## PROMPT
Single out the lines of the material that contain "this" and copy them.

══ DATASET ROWS

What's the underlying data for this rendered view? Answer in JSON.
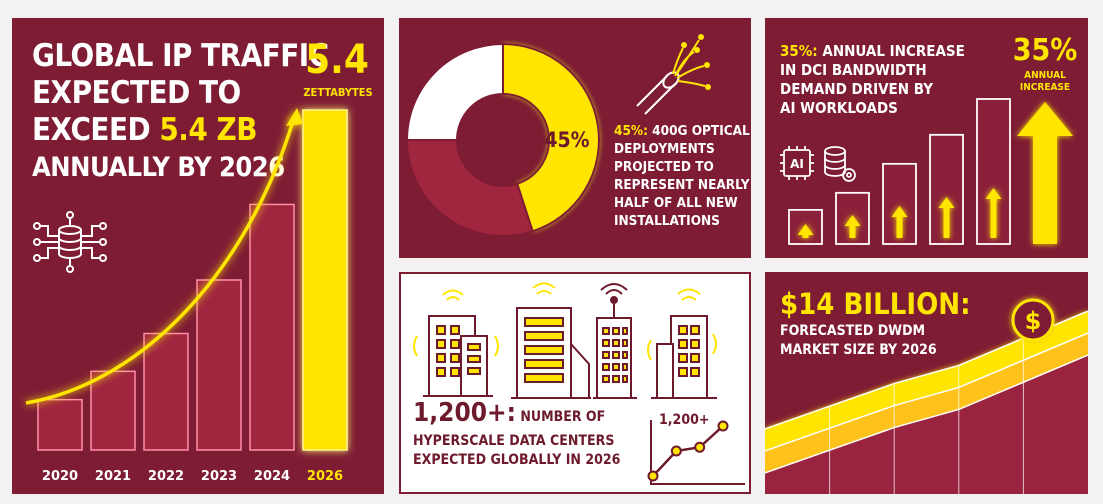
{
  "colors": {
    "maroon": "#7e1c34",
    "bar_maroon": "#a0263f",
    "yellow": "#ffe500",
    "white": "#ffffff"
  },
  "ip_traffic": {
    "title_line1": "GLOBAL IP TRAFFIC",
    "title_line2": "EXPECTED TO",
    "title_line3_prefix": "EXCEED ",
    "title_line3_highlight": "5.4 ZB",
    "title_line4": "ANNUALLY BY 2026",
    "big_value": "5.4",
    "big_unit": "ZETTABYTES",
    "icon": "database-network-icon",
    "chart_data": {
      "type": "bar",
      "categories": [
        "2020",
        "2021",
        "2022",
        "2023",
        "2024",
        "2026"
      ],
      "values": [
        0.8,
        1.25,
        1.85,
        2.7,
        3.9,
        5.4
      ],
      "highlight_index": 5,
      "trend": "rising-arrow"
    }
  },
  "optical": {
    "percent_label": "45%",
    "desc_highlight": "45%:",
    "desc_line1_rest": " 400G OPTICAL",
    "desc_line2": "DEPLOYMENTS",
    "desc_line3": "PROJECTED TO",
    "desc_line4": "REPRESENT NEARLY",
    "desc_line5": "HALF OF ALL NEW",
    "desc_line6": "INSTALLATIONS",
    "icon": "fiber-optic-cable-icon",
    "chart_data": {
      "type": "pie",
      "labels": [
        "",
        "",
        ""
      ],
      "values": [
        45,
        30,
        25
      ]
    }
  },
  "dci": {
    "title_highlight": "35%:",
    "title_line1_rest": " ANNUAL INCREASE",
    "title_line2": "IN DCI BANDWIDTH",
    "title_line3": "DEMAND DRIVEN BY",
    "title_line4": "AI WORKLOADS",
    "big_value": "35%",
    "big_sub1": "ANNUAL",
    "big_sub2": "INCREASE",
    "ai_chip_text": "AI",
    "icons": [
      "ai-chip-icon",
      "database-gear-icon",
      "up-arrow-icon"
    ],
    "chart_data": {
      "type": "bar",
      "categories": [
        "",
        "",
        "",
        "",
        ""
      ],
      "values": [
        1.0,
        1.5,
        2.35,
        3.2,
        4.25
      ]
    }
  },
  "hyperscale": {
    "value": "1,200+:",
    "desc_line1": " NUMBER OF",
    "desc_line2": "HYPERSCALE DATA CENTERS",
    "desc_line3": "EXPECTED GLOBALLY IN 2026",
    "mini_chart_label": "1,200+",
    "icons": [
      "building-wifi-icon",
      "building-wifi-icon",
      "building-antenna-icon",
      "building-wifi-icon"
    ],
    "chart_data": {
      "type": "line",
      "x": [
        1,
        2,
        3,
        4
      ],
      "y": [
        1,
        3,
        3.3,
        5
      ]
    }
  },
  "dwdm": {
    "value": "$14 BILLION:",
    "desc_line1": "FORECASTED DWDM",
    "desc_line2": "MARKET SIZE BY 2026",
    "dollar_symbol": "$",
    "icon": "dollar-coin-icon",
    "chart_data": {
      "type": "area",
      "x": [
        1,
        2,
        3,
        4,
        5,
        6
      ],
      "y": [
        1.0,
        1.5,
        2.0,
        2.4,
        3.0,
        3.6
      ]
    }
  }
}
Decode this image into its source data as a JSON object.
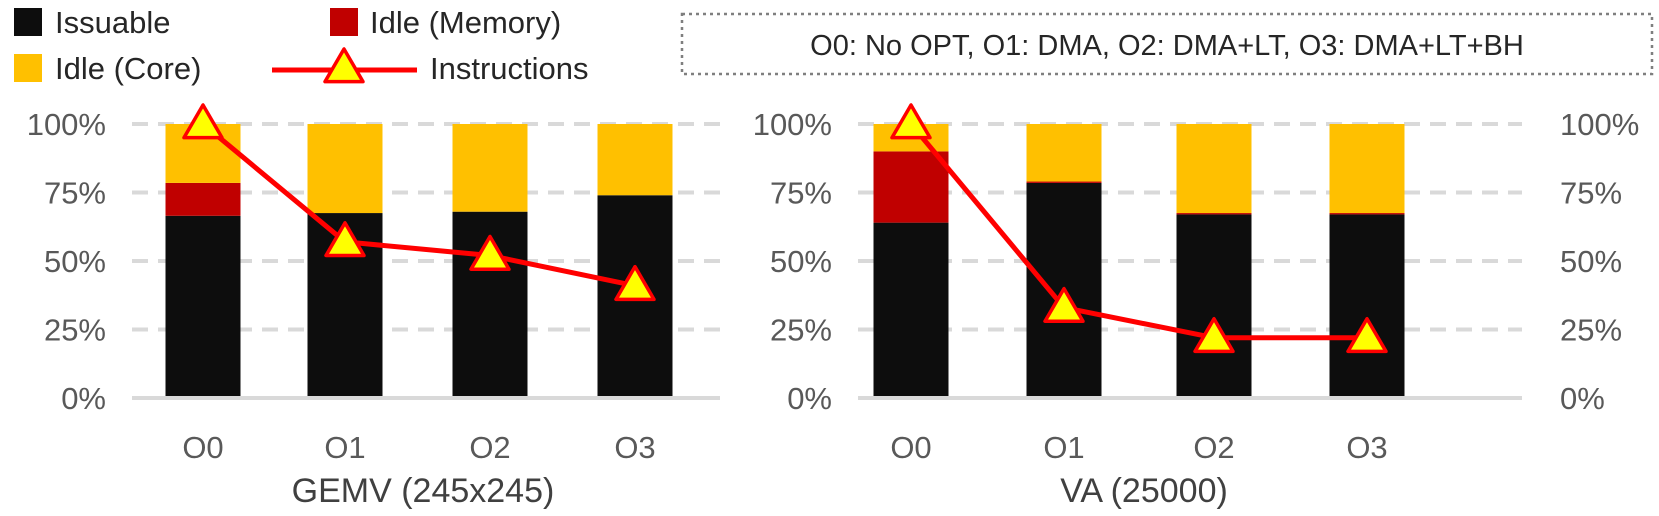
{
  "legend": {
    "entries": [
      {
        "label": "Issuable",
        "color": "#0d0d0d",
        "kind": "box"
      },
      {
        "label": "Idle (Memory)",
        "color": "#c00000",
        "kind": "box"
      },
      {
        "label": "Idle (Core)",
        "color": "#ffc000",
        "kind": "box"
      },
      {
        "label": "Instructions",
        "color": "#ff0000",
        "marker_fill": "#ffff00",
        "kind": "line"
      }
    ]
  },
  "note": "O0: No OPT, O1: DMA, O2: DMA+LT, O3: DMA+LT+BH",
  "chart_data": [
    {
      "type": "bar",
      "stacked": true,
      "title": "GEMV (245x245)",
      "categories": [
        "O0",
        "O1",
        "O2",
        "O3"
      ],
      "series": [
        {
          "name": "Issuable",
          "color": "#0d0d0d",
          "values": [
            66.5,
            67.5,
            68.0,
            74.0
          ]
        },
        {
          "name": "Idle (Memory)",
          "color": "#c00000",
          "values": [
            12.0,
            0.0,
            0.0,
            0.0
          ]
        },
        {
          "name": "Idle (Core)",
          "color": "#ffc000",
          "values": [
            21.5,
            32.5,
            32.0,
            26.0
          ]
        }
      ],
      "line_series": {
        "name": "Instructions",
        "color": "#ff0000",
        "values": [
          100,
          57,
          52,
          41
        ]
      },
      "ylim": [
        0,
        100
      ],
      "yticks": [
        "0%",
        "25%",
        "50%",
        "75%",
        "100%"
      ],
      "grid": true,
      "y_axis_side": "left"
    },
    {
      "type": "bar",
      "stacked": true,
      "title": "VA (25000)",
      "categories": [
        "O0",
        "O1",
        "O2",
        "O3"
      ],
      "series": [
        {
          "name": "Issuable",
          "color": "#0d0d0d",
          "values": [
            64.0,
            78.5,
            67.0,
            67.0
          ]
        },
        {
          "name": "Idle (Memory)",
          "color": "#c00000",
          "values": [
            26.0,
            0.5,
            0.5,
            0.5
          ]
        },
        {
          "name": "Idle (Core)",
          "color": "#ffc000",
          "values": [
            10.0,
            21.0,
            32.5,
            32.5
          ]
        }
      ],
      "line_series": {
        "name": "Instructions",
        "color": "#ff0000",
        "values": [
          100,
          33,
          22,
          22
        ]
      },
      "ylim": [
        0,
        100
      ],
      "yticks": [
        "0%",
        "25%",
        "50%",
        "75%",
        "100%"
      ],
      "grid": true,
      "y_axis_side": "both"
    }
  ]
}
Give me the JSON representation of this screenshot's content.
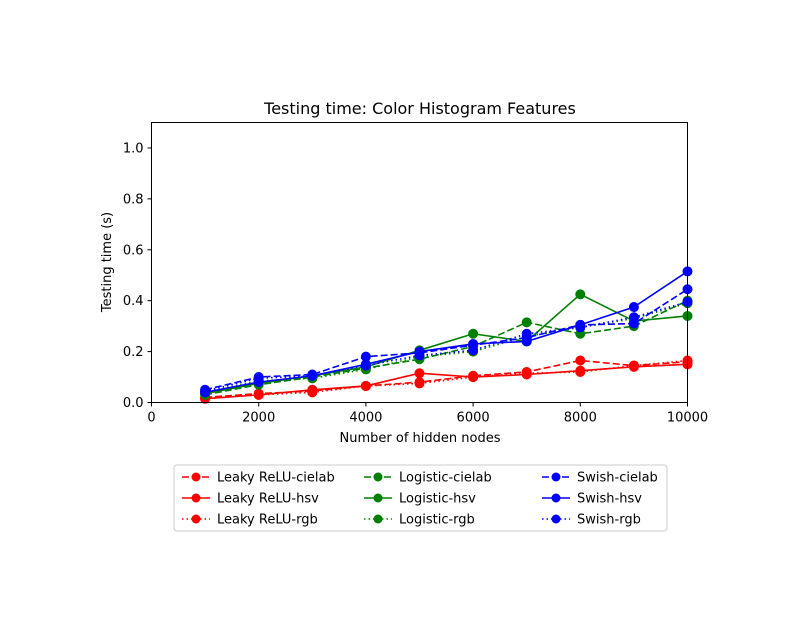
{
  "chart_data": {
    "type": "line",
    "title": "Testing time: Color Histogram Features",
    "xlabel": "Number of hidden nodes",
    "ylabel": "Testing time (s)",
    "xlim": [
      0,
      10000
    ],
    "ylim": [
      0,
      1.1
    ],
    "xticks": [
      0,
      2000,
      4000,
      6000,
      8000,
      10000
    ],
    "yticks": [
      0.0,
      0.2,
      0.4,
      0.6,
      0.8,
      1.0
    ],
    "xtick_labels": [
      "0",
      "2000",
      "4000",
      "6000",
      "8000",
      "10000"
    ],
    "ytick_labels": [
      "0.0",
      "0.2",
      "0.4",
      "0.6",
      "0.8",
      "1.0"
    ],
    "grid": false,
    "legend_position": "bottom-center",
    "x": [
      1000,
      2000,
      3000,
      4000,
      5000,
      6000,
      7000,
      8000,
      9000,
      10000
    ],
    "series": [
      {
        "name": "Leaky ReLU-cielab",
        "color": "#ff0000",
        "linestyle": "dashed",
        "values": [
          0.02,
          0.035,
          0.045,
          0.065,
          0.08,
          0.105,
          0.12,
          0.165,
          0.145,
          0.16
        ]
      },
      {
        "name": "Leaky ReLU-hsv",
        "color": "#ff0000",
        "linestyle": "solid",
        "values": [
          0.015,
          0.03,
          0.05,
          0.065,
          0.115,
          0.1,
          0.11,
          0.125,
          0.14,
          0.15
        ]
      },
      {
        "name": "Leaky ReLU-rgb",
        "color": "#ff0000",
        "linestyle": "dotted",
        "values": [
          0.015,
          0.03,
          0.04,
          0.065,
          0.075,
          0.1,
          0.115,
          0.12,
          0.145,
          0.165
        ]
      },
      {
        "name": "Logistic-cielab",
        "color": "#008000",
        "linestyle": "dashed",
        "values": [
          0.03,
          0.07,
          0.1,
          0.135,
          0.17,
          0.22,
          0.315,
          0.27,
          0.3,
          0.4
        ]
      },
      {
        "name": "Logistic-hsv",
        "color": "#008000",
        "linestyle": "solid",
        "values": [
          0.035,
          0.075,
          0.105,
          0.14,
          0.205,
          0.27,
          0.24,
          0.425,
          0.32,
          0.34
        ]
      },
      {
        "name": "Logistic-rgb",
        "color": "#008000",
        "linestyle": "dotted",
        "values": [
          0.04,
          0.085,
          0.095,
          0.13,
          0.18,
          0.2,
          0.26,
          0.295,
          0.33,
          0.39
        ]
      },
      {
        "name": "Swish-cielab",
        "color": "#0000ff",
        "linestyle": "dashed",
        "values": [
          0.05,
          0.1,
          0.11,
          0.18,
          0.195,
          0.225,
          0.255,
          0.305,
          0.31,
          0.445
        ]
      },
      {
        "name": "Swish-hsv",
        "color": "#0000ff",
        "linestyle": "solid",
        "values": [
          0.04,
          0.08,
          0.105,
          0.15,
          0.2,
          0.23,
          0.24,
          0.305,
          0.375,
          0.515
        ]
      },
      {
        "name": "Swish-rgb",
        "color": "#0000ff",
        "linestyle": "dotted",
        "values": [
          0.045,
          0.095,
          0.105,
          0.145,
          0.185,
          0.205,
          0.27,
          0.295,
          0.335,
          0.395
        ]
      }
    ]
  }
}
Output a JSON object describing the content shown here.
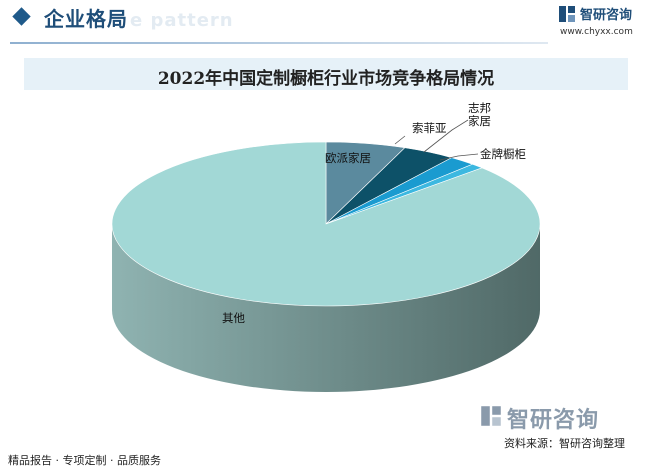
{
  "header": {
    "title": "企业格局",
    "ghost_text": "e pattern",
    "brand_name": "智研咨询",
    "brand_url": "www.chyxx.com"
  },
  "chart_data": {
    "type": "pie",
    "style": "3d",
    "title": "2022年中国定制橱柜行业市场竞争格局情况",
    "legend": "none",
    "slices": [
      {
        "label": "欧派家居",
        "value": 6.0,
        "color": "#5b8a9e"
      },
      {
        "label": "索菲亚",
        "value": 4.0,
        "color": "#0d5168"
      },
      {
        "label": "志邦\n家居",
        "value": 2.0,
        "color": "#1a9bd0"
      },
      {
        "label": "金牌橱柜",
        "value": 1.0,
        "color": "#3cb8e0"
      },
      {
        "label": "其他",
        "value": 87.0,
        "color": "#a2d8d6"
      }
    ],
    "side_colors": {
      "light": "#8fb3b1",
      "dark": "#506967"
    }
  },
  "footer": {
    "tagline": "精品报告 · 专项定制 · 品质服务",
    "brand": "智研咨询",
    "source": "资料来源：智研咨询整理"
  }
}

════

## ANSWER FOR THE TASK
What's the underlying data for this rendered view? Answer in JSON.
Decode this image into its source data as a JSON object.
Give me the JSON representation of this screenshot's content.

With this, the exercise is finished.